## DIRECTION
Look at the entries below and reproduce them exactly.

## SOURCE DATA

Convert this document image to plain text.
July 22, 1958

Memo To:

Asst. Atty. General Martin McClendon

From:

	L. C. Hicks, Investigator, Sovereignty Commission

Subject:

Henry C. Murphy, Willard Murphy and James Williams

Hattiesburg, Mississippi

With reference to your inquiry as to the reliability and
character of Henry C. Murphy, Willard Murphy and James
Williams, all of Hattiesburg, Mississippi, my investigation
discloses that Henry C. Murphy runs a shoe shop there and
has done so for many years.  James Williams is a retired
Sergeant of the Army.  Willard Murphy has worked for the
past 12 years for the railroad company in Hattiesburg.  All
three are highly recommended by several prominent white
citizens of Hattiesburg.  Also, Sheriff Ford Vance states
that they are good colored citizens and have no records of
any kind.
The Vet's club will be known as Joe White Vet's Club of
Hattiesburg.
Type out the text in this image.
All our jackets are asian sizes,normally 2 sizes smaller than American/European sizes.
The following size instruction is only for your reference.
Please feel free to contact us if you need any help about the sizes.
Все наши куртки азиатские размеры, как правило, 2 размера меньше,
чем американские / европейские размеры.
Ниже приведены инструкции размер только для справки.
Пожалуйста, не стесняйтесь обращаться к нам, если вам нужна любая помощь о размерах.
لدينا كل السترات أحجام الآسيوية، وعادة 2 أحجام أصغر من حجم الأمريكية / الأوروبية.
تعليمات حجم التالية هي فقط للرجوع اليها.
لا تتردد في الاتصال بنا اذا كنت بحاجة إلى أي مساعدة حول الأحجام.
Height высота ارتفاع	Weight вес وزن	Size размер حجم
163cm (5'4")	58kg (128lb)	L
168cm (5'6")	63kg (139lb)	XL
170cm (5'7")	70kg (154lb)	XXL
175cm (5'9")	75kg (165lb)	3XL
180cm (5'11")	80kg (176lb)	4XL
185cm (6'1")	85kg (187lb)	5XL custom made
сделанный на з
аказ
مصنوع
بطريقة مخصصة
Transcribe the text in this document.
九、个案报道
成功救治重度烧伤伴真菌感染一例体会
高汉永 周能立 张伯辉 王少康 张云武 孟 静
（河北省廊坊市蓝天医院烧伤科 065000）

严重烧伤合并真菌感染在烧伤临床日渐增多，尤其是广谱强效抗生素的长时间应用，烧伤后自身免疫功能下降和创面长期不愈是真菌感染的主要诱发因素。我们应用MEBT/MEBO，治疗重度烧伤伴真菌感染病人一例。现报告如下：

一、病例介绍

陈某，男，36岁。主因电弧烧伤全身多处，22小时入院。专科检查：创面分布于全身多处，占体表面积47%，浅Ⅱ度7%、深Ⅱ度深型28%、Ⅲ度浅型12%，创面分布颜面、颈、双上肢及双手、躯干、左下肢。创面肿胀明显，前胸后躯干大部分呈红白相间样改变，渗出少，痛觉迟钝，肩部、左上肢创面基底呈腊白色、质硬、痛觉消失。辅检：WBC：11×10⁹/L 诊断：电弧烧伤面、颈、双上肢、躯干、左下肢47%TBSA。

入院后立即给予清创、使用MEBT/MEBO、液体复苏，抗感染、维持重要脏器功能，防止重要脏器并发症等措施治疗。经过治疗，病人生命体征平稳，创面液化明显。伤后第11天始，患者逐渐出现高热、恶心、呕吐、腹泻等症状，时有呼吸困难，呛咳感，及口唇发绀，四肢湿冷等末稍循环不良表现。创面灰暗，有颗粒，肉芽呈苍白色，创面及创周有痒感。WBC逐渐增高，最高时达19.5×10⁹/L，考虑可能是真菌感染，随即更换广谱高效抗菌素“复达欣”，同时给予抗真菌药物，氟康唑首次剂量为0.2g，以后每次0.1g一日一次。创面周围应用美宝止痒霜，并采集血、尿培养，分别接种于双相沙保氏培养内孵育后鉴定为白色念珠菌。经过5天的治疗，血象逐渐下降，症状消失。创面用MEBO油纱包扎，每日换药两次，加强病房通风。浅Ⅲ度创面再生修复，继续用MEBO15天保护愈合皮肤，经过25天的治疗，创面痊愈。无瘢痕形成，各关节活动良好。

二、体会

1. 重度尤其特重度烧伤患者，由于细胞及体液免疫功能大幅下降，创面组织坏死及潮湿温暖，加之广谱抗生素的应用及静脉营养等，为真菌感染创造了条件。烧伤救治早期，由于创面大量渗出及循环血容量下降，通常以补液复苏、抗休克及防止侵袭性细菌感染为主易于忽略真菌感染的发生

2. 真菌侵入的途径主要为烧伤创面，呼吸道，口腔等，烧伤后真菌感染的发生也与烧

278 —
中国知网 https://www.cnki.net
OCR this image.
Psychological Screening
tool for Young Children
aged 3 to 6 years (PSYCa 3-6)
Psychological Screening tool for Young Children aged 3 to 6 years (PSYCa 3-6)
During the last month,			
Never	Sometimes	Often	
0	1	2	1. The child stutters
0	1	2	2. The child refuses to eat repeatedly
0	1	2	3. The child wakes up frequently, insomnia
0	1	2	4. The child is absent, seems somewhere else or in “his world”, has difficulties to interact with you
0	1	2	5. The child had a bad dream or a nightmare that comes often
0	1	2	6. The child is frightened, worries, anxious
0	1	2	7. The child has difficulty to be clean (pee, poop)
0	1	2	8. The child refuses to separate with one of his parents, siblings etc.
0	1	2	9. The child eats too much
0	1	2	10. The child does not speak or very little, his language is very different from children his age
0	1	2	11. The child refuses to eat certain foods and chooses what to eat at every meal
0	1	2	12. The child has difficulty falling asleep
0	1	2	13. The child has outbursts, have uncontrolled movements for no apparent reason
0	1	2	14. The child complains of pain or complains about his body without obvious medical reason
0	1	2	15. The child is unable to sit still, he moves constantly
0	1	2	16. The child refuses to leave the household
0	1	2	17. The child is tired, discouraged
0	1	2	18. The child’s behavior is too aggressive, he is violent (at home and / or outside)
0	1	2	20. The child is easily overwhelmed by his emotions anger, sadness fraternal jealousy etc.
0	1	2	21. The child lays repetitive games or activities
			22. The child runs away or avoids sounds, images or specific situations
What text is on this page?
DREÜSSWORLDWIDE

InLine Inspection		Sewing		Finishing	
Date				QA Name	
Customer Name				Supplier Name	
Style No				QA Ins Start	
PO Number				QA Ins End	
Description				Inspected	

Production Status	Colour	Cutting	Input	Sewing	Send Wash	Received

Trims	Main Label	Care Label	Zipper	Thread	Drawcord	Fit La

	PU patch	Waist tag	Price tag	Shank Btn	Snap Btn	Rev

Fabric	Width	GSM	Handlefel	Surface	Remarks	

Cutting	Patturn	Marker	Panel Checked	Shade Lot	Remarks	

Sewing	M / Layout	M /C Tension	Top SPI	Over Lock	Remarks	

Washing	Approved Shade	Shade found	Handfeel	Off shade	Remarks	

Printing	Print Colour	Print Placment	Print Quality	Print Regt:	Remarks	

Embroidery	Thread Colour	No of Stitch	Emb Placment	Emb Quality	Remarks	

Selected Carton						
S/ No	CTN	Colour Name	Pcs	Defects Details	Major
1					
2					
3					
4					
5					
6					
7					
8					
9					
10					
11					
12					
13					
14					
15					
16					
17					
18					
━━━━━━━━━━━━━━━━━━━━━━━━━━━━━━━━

## RESULT OF THE TASK
Convert this document image to plain text.
July 22, 1958

Memo To:

Asst. Atty. General Martin McClendon

From:

	L. C. Hicks, Investigator, Sovereignty Commission

Subject:

Henry C. Murphy, Willard Murphy and James Williams

Hattiesburg, Mississippi

With reference to your inquiry as to the reliability and
character of Henry C. Murphy, Willard Murphy and James
Williams, all of Hattiesburg, Mississippi, my investigation
discloses that Henry C. Murphy runs a shoe shop there and
has done so for many years.  James Williams is a retired
Sergeant of the Army.  Willard Murphy has worked for the
past 12 years for the railroad company in Hattiesburg.  All
three are highly recommended by several prominent white
citizens of Hattiesburg.  Also, Sheriff Ford Vance states
that they are good colored citizens and have no records of
any kind.
The Vet's club will be known as Joe White Vet's Club of
Hattiesburg.
Type out the text in this image.
All our jackets are asian sizes,normally 2 sizes smaller than American/European sizes.
The following size instruction is only for your reference.
Please feel free to contact us if you need any help about the sizes.
Все наши куртки азиатские размеры, как правило, 2 размера меньше,
чем американские / европейские размеры.
Ниже приведены инструкции размер только для справки.
Пожалуйста, не стесняйтесь обращаться к нам, если вам нужна любая помощь о размерах.
لدينا كل السترات أحجام الآسيوية، وعادة 2 أحجام أصغر من حجم الأمريكية / الأوروبية.
تعليمات حجم التالية هي فقط للرجوع اليها.
لا تتردد في الاتصال بنا اذا كنت بحاجة إلى أي مساعدة حول الأحجام.
Height высота ارتفاع	Weight вес وزن	Size размер حجم
163cm (5'4")	58kg (128lb)	L
168cm (5'6")	63kg (139lb)	XL
170cm (5'7")	70kg (154lb)	XXL
175cm (5'9")	75kg (165lb)	3XL
180cm (5'11")	80kg (176lb)	4XL
185cm (6'1")	85kg (187lb)	5XL custom made
сделанный на з
аказ
مصنوع
بطريقة مخصصة
Transcribe the text in this document.
九、个案报道
成功救治重度烧伤伴真菌感染一例体会
高汉永 周能立 张伯辉 王少康 张云武 孟 静
（河北省廊坊市蓝天医院烧伤科 065000）

严重烧伤合并真菌感染在烧伤临床日渐增多，尤其是广谱强效抗生素的长时间应用，烧伤后自身免疫功能下降和创面长期不愈是真菌感染的主要诱发因素。我们应用MEBT/MEBO，治疗重度烧伤伴真菌感染病人一例。现报告如下：

一、病例介绍

陈某，男，36岁。主因电弧烧伤全身多处，22小时入院。专科检查：创面分布于全身多处，占体表面积47%，浅Ⅱ度7%、深Ⅱ度深型28%、Ⅲ度浅型12%，创面分布颜面、颈、双上肢及双手、躯干、左下肢。创面肿胀明显，前胸后躯干大部分呈红白相间样改变，渗出少，痛觉迟钝，肩部、左上肢创面基底呈腊白色、质硬、痛觉消失。辅检：WBC：11×10⁹/L 诊断：电弧烧伤面、颈、双上肢、躯干、左下肢47%TBSA。

入院后立即给予清创、使用MEBT/MEBO、液体复苏，抗感染、维持重要脏器功能，防止重要脏器并发症等措施治疗。经过治疗，病人生命体征平稳，创面液化明显。伤后第11天始，患者逐渐出现高热、恶心、呕吐、腹泻等症状，时有呼吸困难，呛咳感，及口唇发绀，四肢湿冷等末稍循环不良表现。创面灰暗，有颗粒，肉芽呈苍白色，创面及创周有痒感。WBC逐渐增高，最高时达19.5×10⁹/L，考虑可能是真菌感染，随即更换广谱高效抗菌素“复达欣”，同时给予抗真菌药物，氟康唑首次剂量为0.2g，以后每次0.1g一日一次。创面周围应用美宝止痒霜，并采集血、尿培养，分别接种于双相沙保氏培养内孵育后鉴定为白色念珠菌。经过5天的治疗，血象逐渐下降，症状消失。创面用MEBO油纱包扎，每日换药两次，加强病房通风。浅Ⅲ度创面再生修复，继续用MEBO15天保护愈合皮肤，经过25天的治疗，创面痊愈。无瘢痕形成，各关节活动良好。

二、体会

1. 重度尤其特重度烧伤患者，由于细胞及体液免疫功能大幅下降，创面组织坏死及潮湿温暖，加之广谱抗生素的应用及静脉营养等，为真菌感染创造了条件。烧伤救治早期，由于创面大量渗出及循环血容量下降，通常以补液复苏、抗休克及防止侵袭性细菌感染为主易于忽略真菌感染的发生

2. 真菌侵入的途径主要为烧伤创面，呼吸道，口腔等，烧伤后真菌感染的发生也与烧

278 —
中国知网 https://www.cnki.net
OCR this image.
Psychological Screening
tool for Young Children
aged 3 to 6 years (PSYCa 3-6)
Psychological Screening tool for Young Children aged 3 to 6 years (PSYCa 3-6)
During the last month,			
Never	Sometimes	Often	
0	1	2	1. The child stutters
0	1	2	2. The child refuses to eat repeatedly
0	1	2	3. The child wakes up frequently, insomnia
0	1	2	4. The child is absent, seems somewhere else or in “his world”, has difficulties to interact with you
0	1	2	5. The child had a bad dream or a nightmare that comes often
0	1	2	6. The child is frightened, worries, anxious
0	1	2	7. The child has difficulty to be clean (pee, poop)
0	1	2	8. The child refuses to separate with one of his parents, siblings etc.
0	1	2	9. The child eats too much
0	1	2	10. The child does not speak or very little, his language is very different from children his age
0	1	2	11. The child refuses to eat certain foods and chooses what to eat at every meal
0	1	2	12. The child has difficulty falling asleep
0	1	2	13. The child has outbursts, have uncontrolled movements for no apparent reason
0	1	2	14. The child complains of pain or complains about his body without obvious medical reason
0	1	2	15. The child is unable to sit still, he moves constantly
0	1	2	16. The child refuses to leave the household
0	1	2	17. The child is tired, discouraged
0	1	2	18. The child’s behavior is too aggressive, he is violent (at home and / or outside)
0	1	2	20. The child is easily overwhelmed by his emotions anger, sadness fraternal jealousy etc.
0	1	2	21. The child lays repetitive games or activities
			22. The child runs away or avoids sounds, images or specific situations
What text is on this page?
DREÜSSWORLDWIDE

InLine Inspection		Sewing		Finishing	
Date				QA Name	
Customer Name				Supplier Name	
Style No				QA Ins Start	
PO Number				QA Ins End	
Description				Inspected	

Production Status	Colour	Cutting	Input	Sewing	Send Wash	Received

Trims	Main Label	Care Label	Zipper	Thread	Drawcord	Fit La

	PU patch	Waist tag	Price tag	Shank Btn	Snap Btn	Rev

Fabric	Width	GSM	Handlefel	Surface	Remarks	

Cutting	Patturn	Marker	Panel Checked	Shade Lot	Remarks	

Sewing	M / Layout	M /C Tension	Top SPI	Over Lock	Remarks	

Washing	Approved Shade	Shade found	Handfeel	Off shade	Remarks	

Printing	Print Colour	Print Placment	Print Quality	Print Regt:	Remarks	

Embroidery	Thread Colour	No of Stitch	Emb Placment	Emb Quality	Remarks	

Selected Carton						
S/ No	CTN	Colour Name	Pcs	Defects Details	Major
1					
2					
3					
4					
5					
6					
7					
8					
9					
10					
11					
12					
13					
14					
15					
16					
17					
18					
━━━━━━━━━━━━━━━━━━━━━━━━━━━━━━━━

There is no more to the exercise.